__Set exercise__.
Output an exact reproduction of the data.
-- Start --
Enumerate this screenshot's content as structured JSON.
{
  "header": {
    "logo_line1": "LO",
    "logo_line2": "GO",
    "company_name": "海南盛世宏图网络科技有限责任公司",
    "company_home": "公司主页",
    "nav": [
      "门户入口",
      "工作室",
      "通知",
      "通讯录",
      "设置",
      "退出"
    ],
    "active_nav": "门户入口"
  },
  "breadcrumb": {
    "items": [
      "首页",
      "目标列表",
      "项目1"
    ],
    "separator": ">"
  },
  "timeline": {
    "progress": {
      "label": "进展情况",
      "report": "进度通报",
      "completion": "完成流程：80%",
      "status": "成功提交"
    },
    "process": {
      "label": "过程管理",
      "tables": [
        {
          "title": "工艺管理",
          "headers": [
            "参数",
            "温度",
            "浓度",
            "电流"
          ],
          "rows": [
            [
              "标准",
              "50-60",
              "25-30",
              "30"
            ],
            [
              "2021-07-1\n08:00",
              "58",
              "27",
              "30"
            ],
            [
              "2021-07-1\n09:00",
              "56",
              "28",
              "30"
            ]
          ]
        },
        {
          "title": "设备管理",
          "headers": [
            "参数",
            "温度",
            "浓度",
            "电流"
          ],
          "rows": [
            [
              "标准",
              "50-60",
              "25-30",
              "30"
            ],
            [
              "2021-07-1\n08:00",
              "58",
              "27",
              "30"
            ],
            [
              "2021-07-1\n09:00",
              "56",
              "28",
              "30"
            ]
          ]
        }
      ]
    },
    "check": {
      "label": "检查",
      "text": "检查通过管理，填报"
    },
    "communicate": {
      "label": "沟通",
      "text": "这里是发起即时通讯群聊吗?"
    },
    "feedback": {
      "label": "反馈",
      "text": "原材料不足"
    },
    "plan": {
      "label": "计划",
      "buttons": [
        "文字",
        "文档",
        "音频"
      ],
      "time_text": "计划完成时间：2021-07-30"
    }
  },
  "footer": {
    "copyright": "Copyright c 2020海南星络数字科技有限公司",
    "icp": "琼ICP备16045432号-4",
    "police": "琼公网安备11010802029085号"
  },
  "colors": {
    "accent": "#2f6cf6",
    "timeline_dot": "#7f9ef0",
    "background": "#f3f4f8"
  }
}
-- End --
__Output__.
Enumerate this screenshot's content as structured JSON.
{
  "header": {
    "logo_line1": "LO",
    "logo_line2": "GO",
    "company_name": "海南盛世宏图网络科技有限责任公司",
    "company_home": "公司主页",
    "nav": [
      "门户入口",
      "工作室",
      "通知",
      "通讯录",
      "设置",
      "退出"
    ],
    "active_nav": "门户入口"
  },
  "breadcrumb": {
    "items": [
      "首页",
      "目标列表",
      "项目1"
    ],
    "separator": ">"
  },
  "timeline": {
    "progress": {
      "label": "进展情况",
      "report": "进度通报",
      "completion": "完成流程：80%",
      "status": "成功提交"
    },
    "process": {
      "label": "过程管理",
      "tables": [
        {
          "title": "工艺管理",
          "headers": [
            "参数",
            "温度",
            "浓度",
            "电流"
          ],
          "rows": [
            [
              "标准",
              "50-60",
              "25-30",
              "30"
            ],
            [
              "2021-07-1\n08:00",
              "58",
              "27",
              "30"
            ],
            [
              "2021-07-1\n09:00",
              "56",
              "28",
              "30"
            ]
          ]
        },
        {
          "title": "设备管理",
          "headers": [
            "参数",
            "温度",
            "浓度",
            "电流"
          ],
          "rows": [
            [
              "标准",
              "50-60",
              "25-30",
              "30"
            ],
            [
              "2021-07-1\n08:00",
              "58",
              "27",
              "30"
            ],
            [
              "2021-07-1\n09:00",
              "56",
              "28",
              "30"
            ]
          ]
        }
      ]
    },
    "check": {
      "label": "检查",
      "text": "检查通过管理，填报"
    },
    "communicate": {
      "label": "沟通",
      "text": "这里是发起即时通讯群聊吗?"
    },
    "feedback": {
      "label": "反馈",
      "text": "原材料不足"
    },
    "plan": {
      "label": "计划",
      "buttons": [
        "文字",
        "文档",
        "音频"
      ],
      "time_text": "计划完成时间：2021-07-30"
    }
  },
  "footer": {
    "copyright": "Copyright c 2020海南星络数字科技有限公司",
    "icp": "琼ICP备16045432号-4",
    "police": "琼公网安备11010802029085号"
  },
  "colors": {
    "accent": "#2f6cf6",
    "timeline_dot": "#7f9ef0",
    "background": "#f3f4f8"
  }
}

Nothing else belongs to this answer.